Search the records that follow and extract every line containing the string "profile".
═══ Material for the task
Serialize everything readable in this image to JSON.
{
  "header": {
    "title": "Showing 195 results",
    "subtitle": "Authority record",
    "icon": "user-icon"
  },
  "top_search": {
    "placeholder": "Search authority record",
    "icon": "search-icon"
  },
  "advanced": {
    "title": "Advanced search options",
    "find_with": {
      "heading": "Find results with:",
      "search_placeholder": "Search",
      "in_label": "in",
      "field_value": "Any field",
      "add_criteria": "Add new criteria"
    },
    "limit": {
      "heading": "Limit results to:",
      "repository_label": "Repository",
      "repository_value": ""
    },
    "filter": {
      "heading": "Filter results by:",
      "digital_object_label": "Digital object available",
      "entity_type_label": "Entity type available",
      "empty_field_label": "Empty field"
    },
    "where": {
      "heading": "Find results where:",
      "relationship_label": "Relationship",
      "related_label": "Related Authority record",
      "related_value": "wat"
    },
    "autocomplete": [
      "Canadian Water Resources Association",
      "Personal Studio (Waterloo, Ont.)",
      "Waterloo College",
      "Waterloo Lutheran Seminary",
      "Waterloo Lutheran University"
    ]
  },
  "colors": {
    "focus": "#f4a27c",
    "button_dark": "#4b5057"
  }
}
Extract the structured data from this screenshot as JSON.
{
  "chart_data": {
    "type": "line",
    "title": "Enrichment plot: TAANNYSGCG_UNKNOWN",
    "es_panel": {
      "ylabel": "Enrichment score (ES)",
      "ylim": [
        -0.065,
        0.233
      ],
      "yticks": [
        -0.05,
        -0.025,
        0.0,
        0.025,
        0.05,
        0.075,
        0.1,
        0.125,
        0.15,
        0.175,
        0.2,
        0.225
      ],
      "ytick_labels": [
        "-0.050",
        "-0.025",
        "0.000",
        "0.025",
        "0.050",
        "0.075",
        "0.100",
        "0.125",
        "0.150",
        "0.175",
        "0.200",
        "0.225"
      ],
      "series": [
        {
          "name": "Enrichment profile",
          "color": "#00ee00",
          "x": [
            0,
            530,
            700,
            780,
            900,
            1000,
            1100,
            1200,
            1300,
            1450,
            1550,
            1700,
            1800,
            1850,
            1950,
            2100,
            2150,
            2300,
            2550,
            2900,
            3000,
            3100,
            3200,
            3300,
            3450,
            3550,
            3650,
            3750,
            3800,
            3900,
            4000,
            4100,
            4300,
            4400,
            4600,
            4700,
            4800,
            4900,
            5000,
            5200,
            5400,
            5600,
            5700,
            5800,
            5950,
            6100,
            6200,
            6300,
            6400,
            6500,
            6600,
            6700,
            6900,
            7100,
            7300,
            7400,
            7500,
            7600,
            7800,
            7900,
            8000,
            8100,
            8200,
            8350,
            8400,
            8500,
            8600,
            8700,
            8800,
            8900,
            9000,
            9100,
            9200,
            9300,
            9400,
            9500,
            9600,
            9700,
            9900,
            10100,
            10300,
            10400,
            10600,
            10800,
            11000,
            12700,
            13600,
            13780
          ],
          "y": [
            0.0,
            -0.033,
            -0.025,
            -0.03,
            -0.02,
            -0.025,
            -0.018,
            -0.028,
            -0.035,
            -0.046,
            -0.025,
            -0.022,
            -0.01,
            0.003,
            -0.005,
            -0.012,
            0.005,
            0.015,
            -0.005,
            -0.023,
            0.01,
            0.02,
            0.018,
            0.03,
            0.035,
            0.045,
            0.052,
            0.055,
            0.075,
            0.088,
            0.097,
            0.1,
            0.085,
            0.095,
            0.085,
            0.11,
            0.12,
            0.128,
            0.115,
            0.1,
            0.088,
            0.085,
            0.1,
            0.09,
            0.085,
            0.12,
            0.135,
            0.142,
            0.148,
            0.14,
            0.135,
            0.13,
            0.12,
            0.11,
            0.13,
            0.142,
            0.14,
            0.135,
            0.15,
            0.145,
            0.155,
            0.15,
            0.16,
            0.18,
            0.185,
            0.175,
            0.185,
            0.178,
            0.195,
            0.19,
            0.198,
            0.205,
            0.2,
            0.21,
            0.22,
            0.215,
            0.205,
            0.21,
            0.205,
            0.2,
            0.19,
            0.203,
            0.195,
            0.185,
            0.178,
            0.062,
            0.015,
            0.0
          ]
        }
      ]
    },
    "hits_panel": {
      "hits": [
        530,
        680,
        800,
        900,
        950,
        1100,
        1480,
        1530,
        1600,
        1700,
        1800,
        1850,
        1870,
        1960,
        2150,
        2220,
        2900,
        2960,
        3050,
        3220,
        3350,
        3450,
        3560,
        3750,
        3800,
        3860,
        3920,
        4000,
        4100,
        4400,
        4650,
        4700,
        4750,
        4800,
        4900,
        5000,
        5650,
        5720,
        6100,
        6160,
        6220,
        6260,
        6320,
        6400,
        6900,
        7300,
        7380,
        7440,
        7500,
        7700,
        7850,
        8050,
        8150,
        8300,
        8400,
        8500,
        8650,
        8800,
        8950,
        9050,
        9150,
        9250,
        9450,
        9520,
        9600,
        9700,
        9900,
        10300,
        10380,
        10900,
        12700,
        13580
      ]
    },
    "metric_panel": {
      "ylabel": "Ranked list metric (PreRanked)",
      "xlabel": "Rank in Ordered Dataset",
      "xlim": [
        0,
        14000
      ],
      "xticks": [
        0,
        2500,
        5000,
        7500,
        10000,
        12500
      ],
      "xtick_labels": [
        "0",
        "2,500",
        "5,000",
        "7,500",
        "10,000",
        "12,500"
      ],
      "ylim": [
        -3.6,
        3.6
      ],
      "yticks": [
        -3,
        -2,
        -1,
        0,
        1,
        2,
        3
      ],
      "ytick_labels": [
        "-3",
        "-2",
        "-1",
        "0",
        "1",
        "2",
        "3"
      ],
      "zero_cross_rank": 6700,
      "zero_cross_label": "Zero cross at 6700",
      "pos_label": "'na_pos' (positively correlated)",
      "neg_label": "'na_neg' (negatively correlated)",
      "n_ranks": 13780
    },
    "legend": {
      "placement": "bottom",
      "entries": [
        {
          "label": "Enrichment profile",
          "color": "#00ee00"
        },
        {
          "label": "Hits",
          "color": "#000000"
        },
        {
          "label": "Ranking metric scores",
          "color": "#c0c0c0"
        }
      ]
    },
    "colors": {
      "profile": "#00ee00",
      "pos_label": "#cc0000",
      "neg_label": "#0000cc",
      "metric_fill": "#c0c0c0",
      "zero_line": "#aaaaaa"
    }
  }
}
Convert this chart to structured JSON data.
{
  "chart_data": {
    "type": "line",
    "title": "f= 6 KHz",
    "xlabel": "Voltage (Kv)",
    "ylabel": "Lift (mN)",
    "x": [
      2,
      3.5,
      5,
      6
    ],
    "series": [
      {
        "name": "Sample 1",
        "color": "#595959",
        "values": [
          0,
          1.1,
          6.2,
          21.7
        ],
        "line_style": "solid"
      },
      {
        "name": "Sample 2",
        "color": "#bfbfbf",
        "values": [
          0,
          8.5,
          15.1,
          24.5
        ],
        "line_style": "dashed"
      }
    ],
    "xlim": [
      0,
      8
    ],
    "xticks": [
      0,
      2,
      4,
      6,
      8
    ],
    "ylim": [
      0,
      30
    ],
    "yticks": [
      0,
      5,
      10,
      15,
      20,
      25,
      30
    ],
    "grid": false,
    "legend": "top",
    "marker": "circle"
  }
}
══════
**Finished task**
          "name": "Enrichment profile",
          "label": "Enrichment profile",
      "profile": "#00ee00",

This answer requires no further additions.